## TASK GOAL
All of the material below is to be retyped exactly.

## GIVEN RECORDS
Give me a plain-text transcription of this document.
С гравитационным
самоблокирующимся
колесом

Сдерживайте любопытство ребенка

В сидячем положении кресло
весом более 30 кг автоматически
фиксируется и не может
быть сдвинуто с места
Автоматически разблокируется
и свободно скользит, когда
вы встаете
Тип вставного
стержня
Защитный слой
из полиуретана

## RESPONSE BELOW
Give me a plain-text transcription of this document.
С гравитационным
самоблокирующимся
колесом

Сдерживайте любопытство ребенка

В сидячем положении кресло
весом более 30 кг автоматически
фиксируется и не может
быть сдвинуто с места
Автоматически разблокируется
и свободно скользит, когда
вы встаете
Тип вставного
стержня
Защитный слой
из полиуретана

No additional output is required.